* _ARTICLE_
Dalai Lama: Because here we are acting according to the wishes of the Tibetan people, so therefore, we must know inside Tibet what is happening, what is the people’s thinking. If the majority of the Tibetan people are satisfied, and the relations between the Chinese and Tibetans become as a human relation, real brotherhood, if something happens… there’s no question, there’s no reason to shout, to cry, to fight. No problem.

High Times: If the Chinese invite you to return to Tibet, giving up your status as the Dalai Lama, but remaining a Buddhist if you wish since, you know, they say they offer freedom of worship, would you return under those circumstances?

Dalai Lama: There’s no question about it. This is not the question.

Interpreter: His Holiness’s return is not concerning this question…. His Holiness says the question is about the problem of Tibet itself.

Dalai Lama: Not Dalai Lama. Dalai Lama is an individual, one person—nothing important… Yes, at the moment, I’m working, I’m serving in this respect, in this field, because the majority of Tibetan people…

Interpreter: …because they respect and love His Holiness.

High Times: The Chinese are using Tibet as their base for nuclear testing and for launching ICBM missiles. How do you feel about that?

Interpreter: His Holiness says, that’s very unfortunate… His Holiness says, for one, they are spoiling… doing harm to our own country.

High Times: How do you think that the godhead will reward the karma of the Chinese communists?

Dalai Lama: Karma theories… very complicated.

Interpreter: His Holiness says, everybody’s involved—Tibetans, Chinese, everyone… including the Americans… because His Holiness says, as a result of this Tibetan problem, everyone is affected in some way. It’s all interdependent. Everyone who has a connection or who is related, the karma reaction is also related. And according to Buddhism, there’s not much emphasis on God. If someone believes in God, then he can interpret it in his own way…

Dalai Lama: (Laughs) I don’t know.

Interpreter: But what His Holiness feels is that the present situation in China will not remain like this for long. A change will come about. Even now they seem to have… problems.

High Times: Who was the most unforgettable Chinese communist you ever met?

Dalai Lama: Like Mao Tse-Tung and Chou and Liu Shao-chi I knew quite well… oh… great respect…

Interpreter: His Holiness had great respect for them. His Holiness says, but Chou En-Lai —His Holiness used to feel that he was a bit cunning…

Dalai Lama: A bit clever…

Interpreter: His Holiness says, but the other leaders like Mao and Liu Shao-chi—His Holiness’s impression was they had real personality, they were calm and straightforward and showing compassion.

Dalai Lama: And from… certain viewpoint, like a peasant. I have great respect (laughs). But I don’t know… After… during and after Cultural Revolution, then my respect… confusion…

High Times: The Soviet Union has been very vocal in denouncing China’s move into Tibet and called it China’s Vietnam, called it imperialism. But in light of the fact that the Soviet Union itself has expanded quite a bit in Eastern Europe, into, say, tiny enslaved Latvia, how do you feel about getting that support from them?

* _DATA_
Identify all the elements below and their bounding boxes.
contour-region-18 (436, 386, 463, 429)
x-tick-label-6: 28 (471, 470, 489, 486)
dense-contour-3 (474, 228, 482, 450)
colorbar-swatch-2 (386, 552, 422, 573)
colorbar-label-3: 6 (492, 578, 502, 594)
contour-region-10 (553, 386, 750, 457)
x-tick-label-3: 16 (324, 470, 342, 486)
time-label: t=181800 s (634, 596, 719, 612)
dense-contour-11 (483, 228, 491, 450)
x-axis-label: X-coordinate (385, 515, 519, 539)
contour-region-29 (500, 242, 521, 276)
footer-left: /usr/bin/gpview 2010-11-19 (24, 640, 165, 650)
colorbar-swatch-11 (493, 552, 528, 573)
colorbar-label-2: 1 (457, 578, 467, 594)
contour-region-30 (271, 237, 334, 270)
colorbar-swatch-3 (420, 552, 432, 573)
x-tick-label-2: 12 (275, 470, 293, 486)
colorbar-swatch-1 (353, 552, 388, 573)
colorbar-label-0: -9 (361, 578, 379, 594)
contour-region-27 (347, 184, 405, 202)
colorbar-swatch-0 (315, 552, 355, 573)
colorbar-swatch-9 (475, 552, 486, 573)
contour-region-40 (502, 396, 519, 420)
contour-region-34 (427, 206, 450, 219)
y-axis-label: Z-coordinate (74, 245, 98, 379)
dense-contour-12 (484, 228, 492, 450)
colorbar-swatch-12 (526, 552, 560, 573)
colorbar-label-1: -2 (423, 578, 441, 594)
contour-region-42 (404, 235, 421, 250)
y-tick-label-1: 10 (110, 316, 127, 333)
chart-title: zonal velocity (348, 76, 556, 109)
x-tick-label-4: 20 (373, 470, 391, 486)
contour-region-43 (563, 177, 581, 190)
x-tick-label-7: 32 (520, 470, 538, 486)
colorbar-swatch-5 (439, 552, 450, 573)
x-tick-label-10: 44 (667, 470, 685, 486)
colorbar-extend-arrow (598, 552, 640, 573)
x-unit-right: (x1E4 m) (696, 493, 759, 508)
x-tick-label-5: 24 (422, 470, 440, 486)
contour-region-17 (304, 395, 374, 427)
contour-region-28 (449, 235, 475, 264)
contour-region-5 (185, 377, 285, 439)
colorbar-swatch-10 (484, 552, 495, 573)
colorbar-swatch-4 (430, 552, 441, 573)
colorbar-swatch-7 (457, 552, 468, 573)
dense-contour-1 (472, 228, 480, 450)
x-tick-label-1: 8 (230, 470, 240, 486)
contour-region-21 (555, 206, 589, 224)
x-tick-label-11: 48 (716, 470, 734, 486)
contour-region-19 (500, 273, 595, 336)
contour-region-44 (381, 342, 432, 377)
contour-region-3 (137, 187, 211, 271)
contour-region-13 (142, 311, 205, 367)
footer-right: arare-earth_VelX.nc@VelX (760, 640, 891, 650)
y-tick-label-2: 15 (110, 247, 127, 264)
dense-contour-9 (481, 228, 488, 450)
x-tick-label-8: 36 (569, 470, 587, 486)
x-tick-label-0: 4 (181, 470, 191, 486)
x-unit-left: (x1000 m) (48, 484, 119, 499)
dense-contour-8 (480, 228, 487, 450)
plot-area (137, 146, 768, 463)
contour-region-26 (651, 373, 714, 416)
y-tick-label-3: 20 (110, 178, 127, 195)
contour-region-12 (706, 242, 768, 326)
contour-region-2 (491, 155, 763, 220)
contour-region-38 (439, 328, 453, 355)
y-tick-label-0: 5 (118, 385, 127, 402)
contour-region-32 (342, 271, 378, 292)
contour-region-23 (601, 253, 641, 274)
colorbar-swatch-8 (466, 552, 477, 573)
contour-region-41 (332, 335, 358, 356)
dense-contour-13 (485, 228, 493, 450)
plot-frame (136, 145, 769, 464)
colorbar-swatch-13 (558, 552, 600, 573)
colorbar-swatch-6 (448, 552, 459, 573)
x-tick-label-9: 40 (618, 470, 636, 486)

* _GIVEN REQUEST_
Please say which Chinese leader the Dalai Lama felt was a bit cunning, according to the interview.

* _COMPLETE OUTPUT_
Chou En-Lai